+++ Task data +++

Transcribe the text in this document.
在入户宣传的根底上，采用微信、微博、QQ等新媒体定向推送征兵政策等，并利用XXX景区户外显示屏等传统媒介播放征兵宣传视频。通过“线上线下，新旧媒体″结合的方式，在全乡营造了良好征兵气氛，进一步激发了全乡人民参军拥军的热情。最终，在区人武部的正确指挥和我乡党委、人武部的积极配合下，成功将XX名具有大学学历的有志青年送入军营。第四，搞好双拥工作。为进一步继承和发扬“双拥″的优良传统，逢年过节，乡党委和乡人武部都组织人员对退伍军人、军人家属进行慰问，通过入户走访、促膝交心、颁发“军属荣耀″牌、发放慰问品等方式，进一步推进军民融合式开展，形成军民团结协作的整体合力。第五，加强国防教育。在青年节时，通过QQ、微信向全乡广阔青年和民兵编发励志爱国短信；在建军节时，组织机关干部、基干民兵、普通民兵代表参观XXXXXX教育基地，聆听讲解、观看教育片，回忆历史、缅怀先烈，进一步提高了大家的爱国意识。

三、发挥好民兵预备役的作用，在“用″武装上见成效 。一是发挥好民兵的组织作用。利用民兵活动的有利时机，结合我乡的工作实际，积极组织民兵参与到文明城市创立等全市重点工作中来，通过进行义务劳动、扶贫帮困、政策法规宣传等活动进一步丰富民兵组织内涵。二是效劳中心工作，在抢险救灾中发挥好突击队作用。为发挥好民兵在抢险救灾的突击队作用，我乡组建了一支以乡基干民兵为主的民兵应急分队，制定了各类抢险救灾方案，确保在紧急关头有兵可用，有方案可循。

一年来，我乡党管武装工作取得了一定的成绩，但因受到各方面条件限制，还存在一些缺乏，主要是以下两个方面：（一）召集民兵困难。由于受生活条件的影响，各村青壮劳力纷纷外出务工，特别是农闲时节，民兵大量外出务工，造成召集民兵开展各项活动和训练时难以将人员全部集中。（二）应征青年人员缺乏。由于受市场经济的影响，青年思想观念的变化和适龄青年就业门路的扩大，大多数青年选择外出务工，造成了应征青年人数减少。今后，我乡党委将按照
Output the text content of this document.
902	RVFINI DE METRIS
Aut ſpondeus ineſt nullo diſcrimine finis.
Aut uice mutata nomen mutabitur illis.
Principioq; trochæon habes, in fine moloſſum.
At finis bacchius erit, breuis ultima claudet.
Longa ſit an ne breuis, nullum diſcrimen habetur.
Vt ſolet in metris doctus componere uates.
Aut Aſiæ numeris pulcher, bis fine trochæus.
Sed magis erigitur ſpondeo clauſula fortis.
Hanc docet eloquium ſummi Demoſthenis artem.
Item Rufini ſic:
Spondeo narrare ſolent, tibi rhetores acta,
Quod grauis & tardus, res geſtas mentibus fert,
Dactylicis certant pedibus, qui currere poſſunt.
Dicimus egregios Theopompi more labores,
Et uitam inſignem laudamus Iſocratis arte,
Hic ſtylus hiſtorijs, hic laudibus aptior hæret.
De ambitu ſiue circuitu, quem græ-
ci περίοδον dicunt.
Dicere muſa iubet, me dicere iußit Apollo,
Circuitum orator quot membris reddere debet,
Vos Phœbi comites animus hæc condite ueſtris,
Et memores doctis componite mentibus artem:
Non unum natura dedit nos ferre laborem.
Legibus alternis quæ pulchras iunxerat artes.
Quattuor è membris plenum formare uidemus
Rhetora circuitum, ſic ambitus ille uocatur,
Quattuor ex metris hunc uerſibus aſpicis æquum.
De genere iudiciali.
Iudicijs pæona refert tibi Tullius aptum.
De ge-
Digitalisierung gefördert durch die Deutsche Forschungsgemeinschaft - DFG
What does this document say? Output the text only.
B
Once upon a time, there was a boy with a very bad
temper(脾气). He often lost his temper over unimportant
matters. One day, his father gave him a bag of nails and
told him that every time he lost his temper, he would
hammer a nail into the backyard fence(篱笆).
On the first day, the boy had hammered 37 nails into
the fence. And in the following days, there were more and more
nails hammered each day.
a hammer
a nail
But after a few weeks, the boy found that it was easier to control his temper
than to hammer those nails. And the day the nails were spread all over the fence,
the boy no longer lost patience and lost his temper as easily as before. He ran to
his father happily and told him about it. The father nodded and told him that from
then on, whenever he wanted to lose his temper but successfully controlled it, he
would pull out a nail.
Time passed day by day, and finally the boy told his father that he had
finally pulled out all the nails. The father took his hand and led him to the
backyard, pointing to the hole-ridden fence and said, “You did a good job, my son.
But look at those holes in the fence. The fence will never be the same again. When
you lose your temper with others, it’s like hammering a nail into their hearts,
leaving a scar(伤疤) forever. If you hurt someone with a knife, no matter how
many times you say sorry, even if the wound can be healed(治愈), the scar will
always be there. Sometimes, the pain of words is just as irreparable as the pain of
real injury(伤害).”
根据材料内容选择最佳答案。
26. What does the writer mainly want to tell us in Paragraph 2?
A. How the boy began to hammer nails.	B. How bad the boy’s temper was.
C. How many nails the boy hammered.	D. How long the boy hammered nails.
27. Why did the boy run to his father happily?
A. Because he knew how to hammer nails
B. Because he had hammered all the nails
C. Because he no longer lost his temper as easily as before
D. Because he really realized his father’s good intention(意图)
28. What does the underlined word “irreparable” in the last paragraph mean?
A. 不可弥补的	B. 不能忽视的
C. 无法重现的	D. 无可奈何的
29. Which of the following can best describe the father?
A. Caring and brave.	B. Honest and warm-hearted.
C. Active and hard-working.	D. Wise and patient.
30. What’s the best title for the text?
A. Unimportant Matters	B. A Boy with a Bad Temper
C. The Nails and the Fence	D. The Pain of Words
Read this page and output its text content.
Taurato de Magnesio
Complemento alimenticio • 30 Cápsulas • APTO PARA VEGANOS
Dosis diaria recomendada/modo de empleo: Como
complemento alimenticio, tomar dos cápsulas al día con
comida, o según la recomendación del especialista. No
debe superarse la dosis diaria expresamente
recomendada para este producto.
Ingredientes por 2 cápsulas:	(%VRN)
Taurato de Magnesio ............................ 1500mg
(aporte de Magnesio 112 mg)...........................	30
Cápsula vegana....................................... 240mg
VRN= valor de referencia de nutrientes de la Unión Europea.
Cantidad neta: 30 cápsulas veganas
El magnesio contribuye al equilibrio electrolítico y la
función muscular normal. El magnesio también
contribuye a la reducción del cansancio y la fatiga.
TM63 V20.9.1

+++

Description of the task: Copy the data above in full, character for character.

Answer to the task:
Transcribe the text in this document.
在入户宣传的根底上，采用微信、微博、QQ等新媒体定向推送征兵政策等，并利用XXX景区户外显示屏等传统媒介播放征兵宣传视频。通过“线上线下，新旧媒体″结合的方式，在全乡营造了良好征兵气氛，进一步激发了全乡人民参军拥军的热情。最终，在区人武部的正确指挥和我乡党委、人武部的积极配合下，成功将XX名具有大学学历的有志青年送入军营。第四，搞好双拥工作。为进一步继承和发扬“双拥″的优良传统，逢年过节，乡党委和乡人武部都组织人员对退伍军人、军人家属进行慰问，通过入户走访、促膝交心、颁发“军属荣耀″牌、发放慰问品等方式，进一步推进军民融合式开展，形成军民团结协作的整体合力。第五，加强国防教育。在青年节时，通过QQ、微信向全乡广阔青年和民兵编发励志爱国短信；在建军节时，组织机关干部、基干民兵、普通民兵代表参观XXXXXX教育基地，聆听讲解、观看教育片，回忆历史、缅怀先烈，进一步提高了大家的爱国意识。

三、发挥好民兵预备役的作用，在“用″武装上见成效 。一是发挥好民兵的组织作用。利用民兵活动的有利时机，结合我乡的工作实际，积极组织民兵参与到文明城市创立等全市重点工作中来，通过进行义务劳动、扶贫帮困、政策法规宣传等活动进一步丰富民兵组织内涵。二是效劳中心工作，在抢险救灾中发挥好突击队作用。为发挥好民兵在抢险救灾的突击队作用，我乡组建了一支以乡基干民兵为主的民兵应急分队，制定了各类抢险救灾方案，确保在紧急关头有兵可用，有方案可循。

一年来，我乡党管武装工作取得了一定的成绩，但因受到各方面条件限制，还存在一些缺乏，主要是以下两个方面：（一）召集民兵困难。由于受生活条件的影响，各村青壮劳力纷纷外出务工，特别是农闲时节，民兵大量外出务工，造成召集民兵开展各项活动和训练时难以将人员全部集中。（二）应征青年人员缺乏。由于受市场经济的影响，青年思想观念的变化和适龄青年就业门路的扩大，大多数青年选择外出务工，造成了应征青年人数减少。今后，我乡党委将按照
Output the text content of this document.
902	RVFINI DE METRIS
Aut ſpondeus ineſt nullo diſcrimine finis.
Aut uice mutata nomen mutabitur illis.
Principioq; trochæon habes, in fine moloſſum.
At finis bacchius erit, breuis ultima claudet.
Longa ſit an ne breuis, nullum diſcrimen habetur.
Vt ſolet in metris doctus componere uates.
Aut Aſiæ numeris pulcher, bis fine trochæus.
Sed magis erigitur ſpondeo clauſula fortis.
Hanc docet eloquium ſummi Demoſthenis artem.
Item Rufini ſic:
Spondeo narrare ſolent, tibi rhetores acta,
Quod grauis & tardus, res geſtas mentibus fert,
Dactylicis certant pedibus, qui currere poſſunt.
Dicimus egregios Theopompi more labores,
Et uitam inſignem laudamus Iſocratis arte,
Hic ſtylus hiſtorijs, hic laudibus aptior hæret.
De ambitu ſiue circuitu, quem græ-
ci περίοδον dicunt.
Dicere muſa iubet, me dicere iußit Apollo,
Circuitum orator quot membris reddere debet,
Vos Phœbi comites animus hæc condite ueſtris,
Et memores doctis componite mentibus artem:
Non unum natura dedit nos ferre laborem.
Legibus alternis quæ pulchras iunxerat artes.
Quattuor è membris plenum formare uidemus
Rhetora circuitum, ſic ambitus ille uocatur,
Quattuor ex metris hunc uerſibus aſpicis æquum.
De genere iudiciali.
Iudicijs pæona refert tibi Tullius aptum.
De ge-
Digitalisierung gefördert durch die Deutsche Forschungsgemeinschaft - DFG
What does this document say? Output the text only.
B
Once upon a time, there was a boy with a very bad
temper(脾气). He often lost his temper over unimportant
matters. One day, his father gave him a bag of nails and
told him that every time he lost his temper, he would
hammer a nail into the backyard fence(篱笆).
On the first day, the boy had hammered 37 nails into
the fence. And in the following days, there were more and more
nails hammered each day.
a hammer
a nail
But after a few weeks, the boy found that it was easier to control his temper
than to hammer those nails. And the day the nails were spread all over the fence,
the boy no longer lost patience and lost his temper as easily as before. He ran to
his father happily and told him about it. The father nodded and told him that from
then on, whenever he wanted to lose his temper but successfully controlled it, he
would pull out a nail.
Time passed day by day, and finally the boy told his father that he had
finally pulled out all the nails. The father took his hand and led him to the
backyard, pointing to the hole-ridden fence and said, “You did a good job, my son.
But look at those holes in the fence. The fence will never be the same again. When
you lose your temper with others, it’s like hammering a nail into their hearts,
leaving a scar(伤疤) forever. If you hurt someone with a knife, no matter how
many times you say sorry, even if the wound can be healed(治愈), the scar will
always be there. Sometimes, the pain of words is just as irreparable as the pain of
real injury(伤害).”
根据材料内容选择最佳答案。
26. What does the writer mainly want to tell us in Paragraph 2?
A. How the boy began to hammer nails.	B. How bad the boy’s temper was.
C. How many nails the boy hammered.	D. How long the boy hammered nails.
27. Why did the boy run to his father happily?
A. Because he knew how to hammer nails
B. Because he had hammered all the nails
C. Because he no longer lost his temper as easily as before
D. Because he really realized his father’s good intention(意图)
28. What does the underlined word “irreparable” in the last paragraph mean?
A. 不可弥补的	B. 不能忽视的
C. 无法重现的	D. 无可奈何的
29. Which of the following can best describe the father?
A. Caring and brave.	B. Honest and warm-hearted.
C. Active and hard-working.	D. Wise and patient.
30. What’s the best title for the text?
A. Unimportant Matters	B. A Boy with a Bad Temper
C. The Nails and the Fence	D. The Pain of Words
Read this page and output its text content.
Taurato de Magnesio
Complemento alimenticio • 30 Cápsulas • APTO PARA VEGANOS
Dosis diaria recomendada/modo de empleo: Como
complemento alimenticio, tomar dos cápsulas al día con
comida, o según la recomendación del especialista. No
debe superarse la dosis diaria expresamente
recomendada para este producto.
Ingredientes por 2 cápsulas:	(%VRN)
Taurato de Magnesio ............................ 1500mg
(aporte de Magnesio 112 mg)...........................	30
Cápsula vegana....................................... 240mg
VRN= valor de referencia de nutrientes de la Unión Europea.
Cantidad neta: 30 cápsulas veganas
El magnesio contribuye al equilibrio electrolítico y la
función muscular normal. El magnesio también
contribuye a la reducción del cansancio y la fatiga.
TM63 V20.9.1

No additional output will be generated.